EXERCISE REQUIREMENTS:
In the entries, find all lines that hold the word "Survey" and copy them.

DATASET CONTENT:
********************

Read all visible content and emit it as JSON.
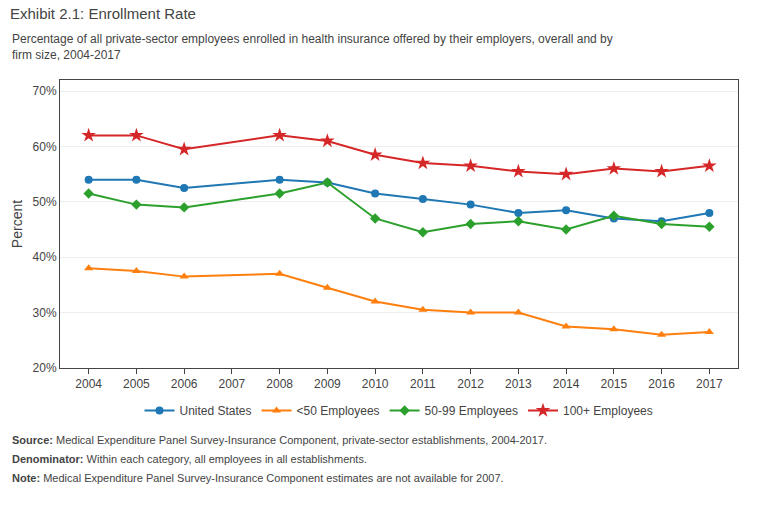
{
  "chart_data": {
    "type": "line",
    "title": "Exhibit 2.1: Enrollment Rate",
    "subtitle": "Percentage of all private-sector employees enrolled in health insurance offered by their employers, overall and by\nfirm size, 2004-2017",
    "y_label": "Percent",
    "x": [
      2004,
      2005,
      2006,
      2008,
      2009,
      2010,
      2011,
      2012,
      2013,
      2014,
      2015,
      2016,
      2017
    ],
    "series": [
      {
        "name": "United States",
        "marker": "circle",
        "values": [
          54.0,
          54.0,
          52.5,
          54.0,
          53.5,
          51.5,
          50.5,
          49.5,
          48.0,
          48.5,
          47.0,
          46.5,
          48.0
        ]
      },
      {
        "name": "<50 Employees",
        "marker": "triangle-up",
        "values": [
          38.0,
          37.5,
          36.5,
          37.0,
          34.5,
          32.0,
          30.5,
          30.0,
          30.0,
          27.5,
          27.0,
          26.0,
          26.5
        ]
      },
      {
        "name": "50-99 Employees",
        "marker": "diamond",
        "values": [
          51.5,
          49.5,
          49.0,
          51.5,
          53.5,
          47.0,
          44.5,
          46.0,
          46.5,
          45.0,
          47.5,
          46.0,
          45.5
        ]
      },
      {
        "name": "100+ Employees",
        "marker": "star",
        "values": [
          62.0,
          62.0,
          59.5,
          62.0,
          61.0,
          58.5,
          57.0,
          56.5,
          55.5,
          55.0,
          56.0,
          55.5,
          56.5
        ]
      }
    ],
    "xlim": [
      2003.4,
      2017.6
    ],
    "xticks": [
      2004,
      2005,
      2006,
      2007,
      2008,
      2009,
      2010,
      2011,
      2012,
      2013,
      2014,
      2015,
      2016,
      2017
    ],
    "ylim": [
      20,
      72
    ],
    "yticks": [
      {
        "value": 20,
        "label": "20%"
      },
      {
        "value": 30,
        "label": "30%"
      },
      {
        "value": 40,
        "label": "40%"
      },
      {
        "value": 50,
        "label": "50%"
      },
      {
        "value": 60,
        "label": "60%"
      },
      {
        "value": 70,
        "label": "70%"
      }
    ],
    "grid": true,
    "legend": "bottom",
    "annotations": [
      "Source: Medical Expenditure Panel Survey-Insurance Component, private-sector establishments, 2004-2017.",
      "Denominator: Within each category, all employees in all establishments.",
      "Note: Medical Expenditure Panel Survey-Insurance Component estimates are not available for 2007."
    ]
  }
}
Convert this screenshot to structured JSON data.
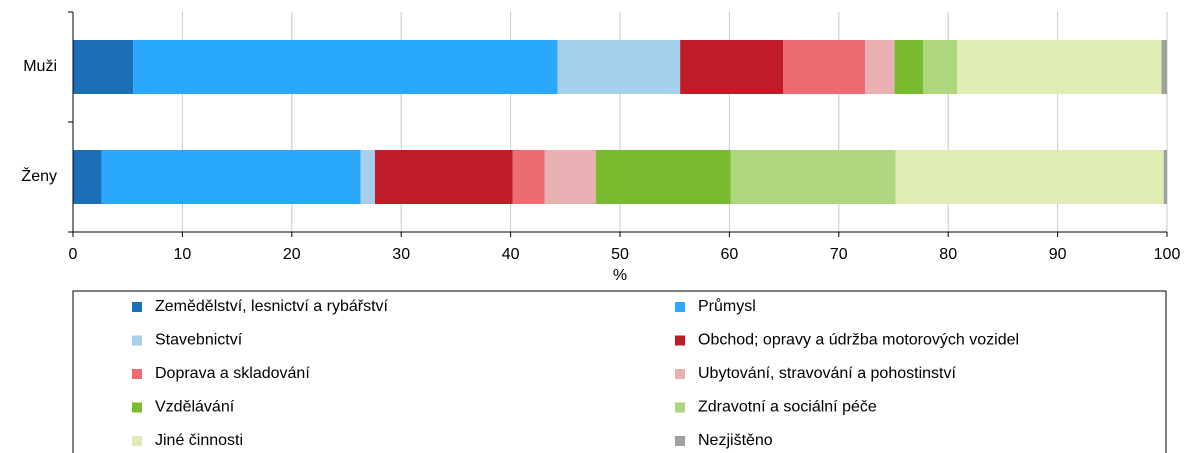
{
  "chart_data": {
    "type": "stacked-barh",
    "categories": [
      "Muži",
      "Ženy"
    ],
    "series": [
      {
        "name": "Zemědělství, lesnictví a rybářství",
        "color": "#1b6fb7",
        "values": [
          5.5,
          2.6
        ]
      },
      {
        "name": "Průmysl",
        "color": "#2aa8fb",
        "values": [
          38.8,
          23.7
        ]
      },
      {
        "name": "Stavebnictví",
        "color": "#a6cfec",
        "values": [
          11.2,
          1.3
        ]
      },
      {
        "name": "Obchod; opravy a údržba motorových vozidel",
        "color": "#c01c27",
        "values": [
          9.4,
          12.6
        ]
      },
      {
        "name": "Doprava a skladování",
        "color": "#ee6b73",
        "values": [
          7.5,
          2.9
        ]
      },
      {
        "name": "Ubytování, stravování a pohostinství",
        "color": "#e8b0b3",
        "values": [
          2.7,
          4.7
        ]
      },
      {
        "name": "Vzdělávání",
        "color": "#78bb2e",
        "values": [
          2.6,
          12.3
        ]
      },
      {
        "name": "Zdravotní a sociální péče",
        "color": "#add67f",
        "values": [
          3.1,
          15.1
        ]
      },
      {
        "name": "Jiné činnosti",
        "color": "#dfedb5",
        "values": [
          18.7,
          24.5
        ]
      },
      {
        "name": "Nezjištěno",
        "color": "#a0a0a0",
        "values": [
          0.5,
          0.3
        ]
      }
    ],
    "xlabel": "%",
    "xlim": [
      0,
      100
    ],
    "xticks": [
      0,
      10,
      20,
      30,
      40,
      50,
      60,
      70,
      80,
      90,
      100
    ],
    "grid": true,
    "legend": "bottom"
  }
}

********************

OUTPUT:
      "Source: Medical Expenditure Panel Survey-Insurance Component, private-sector establishments, 2004-2017.",
      "Note: Medical Expenditure Panel Survey-Insurance Component estimates are not available for 2007."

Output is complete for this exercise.